Task → Quote every line below exactly as it reads.

Input data →

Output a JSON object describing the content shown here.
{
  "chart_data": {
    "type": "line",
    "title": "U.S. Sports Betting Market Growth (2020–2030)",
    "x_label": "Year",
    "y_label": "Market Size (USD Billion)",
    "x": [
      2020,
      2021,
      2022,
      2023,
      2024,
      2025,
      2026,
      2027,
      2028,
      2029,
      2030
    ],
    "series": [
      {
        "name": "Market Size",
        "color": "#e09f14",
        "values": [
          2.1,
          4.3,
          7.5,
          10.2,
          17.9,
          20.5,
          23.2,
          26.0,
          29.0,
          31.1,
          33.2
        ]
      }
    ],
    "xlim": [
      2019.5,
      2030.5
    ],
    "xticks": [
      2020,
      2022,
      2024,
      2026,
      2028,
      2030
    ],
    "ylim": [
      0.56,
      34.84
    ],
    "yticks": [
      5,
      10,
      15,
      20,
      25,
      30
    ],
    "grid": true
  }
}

Full output →
Output a JSON object describing the content shown here.
{
  "chart_data": {
    "type": "line",
    "title": "U.S. Sports Betting Market Growth (2020–2030)",
    "x_label": "Year",
    "y_label": "Market Size (USD Billion)",
    "x": [
      2020,
      2021,
      2022,
      2023,
      2024,
      2025,
      2026,
      2027,
      2028,
      2029,
      2030
    ],
    "series": [
      {
        "name": "Market Size",
        "color": "#e09f14",
        "values": [
          2.1,
          4.3,
          7.5,
          10.2,
          17.9,
          20.5,
          23.2,
          26.0,
          29.0,
          31.1,
          33.2
        ]
      }
    ],
    "xlim": [
      2019.5,
      2030.5
    ],
    "xticks": [
      2020,
      2022,
      2024,
      2026,
      2028,
      2030
    ],
    "ylim": [
      0.56,
      34.84
    ],
    "yticks": [
      5,
      10,
      15,
      20,
      25,
      30
    ],
    "grid": true
  }
}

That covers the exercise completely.